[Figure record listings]
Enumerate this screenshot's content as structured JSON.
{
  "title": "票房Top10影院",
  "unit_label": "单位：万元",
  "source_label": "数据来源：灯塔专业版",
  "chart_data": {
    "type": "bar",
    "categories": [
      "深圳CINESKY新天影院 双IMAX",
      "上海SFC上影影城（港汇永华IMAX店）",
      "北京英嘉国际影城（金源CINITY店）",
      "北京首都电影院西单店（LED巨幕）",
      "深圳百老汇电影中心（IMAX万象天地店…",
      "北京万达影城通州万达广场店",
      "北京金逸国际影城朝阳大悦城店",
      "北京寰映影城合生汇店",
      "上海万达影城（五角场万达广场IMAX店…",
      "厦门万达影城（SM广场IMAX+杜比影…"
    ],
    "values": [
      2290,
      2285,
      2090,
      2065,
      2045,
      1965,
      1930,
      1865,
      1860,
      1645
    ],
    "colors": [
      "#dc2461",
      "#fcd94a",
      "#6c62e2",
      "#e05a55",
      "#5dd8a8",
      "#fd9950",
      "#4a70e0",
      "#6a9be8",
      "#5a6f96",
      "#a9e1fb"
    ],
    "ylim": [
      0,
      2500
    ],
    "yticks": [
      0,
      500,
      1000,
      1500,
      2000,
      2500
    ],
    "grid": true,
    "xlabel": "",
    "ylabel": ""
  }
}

**Problem details**
Take the lines above and print them exactly.

**Written response**
Enumerate this screenshot's content as structured JSON.
{
  "title": "票房Top10影院",
  "unit_label": "单位：万元",
  "source_label": "数据来源：灯塔专业版",
  "chart_data": {
    "type": "bar",
    "categories": [
      "深圳CINESKY新天影院 双IMAX",
      "上海SFC上影影城（港汇永华IMAX店）",
      "北京英嘉国际影城（金源CINITY店）",
      "北京首都电影院西单店（LED巨幕）",
      "深圳百老汇电影中心（IMAX万象天地店…",
      "北京万达影城通州万达广场店",
      "北京金逸国际影城朝阳大悦城店",
      "北京寰映影城合生汇店",
      "上海万达影城（五角场万达广场IMAX店…",
      "厦门万达影城（SM广场IMAX+杜比影…"
    ],
    "values": [
      2290,
      2285,
      2090,
      2065,
      2045,
      1965,
      1930,
      1865,
      1860,
      1645
    ],
    "colors": [
      "#dc2461",
      "#fcd94a",
      "#6c62e2",
      "#e05a55",
      "#5dd8a8",
      "#fd9950",
      "#4a70e0",
      "#6a9be8",
      "#5a6f96",
      "#a9e1fb"
    ],
    "ylim": [
      0,
      2500
    ],
    "yticks": [
      0,
      500,
      1000,
      1500,
      2000,
      2500
    ],
    "grid": true,
    "xlabel": "",
    "ylabel": ""
  }
}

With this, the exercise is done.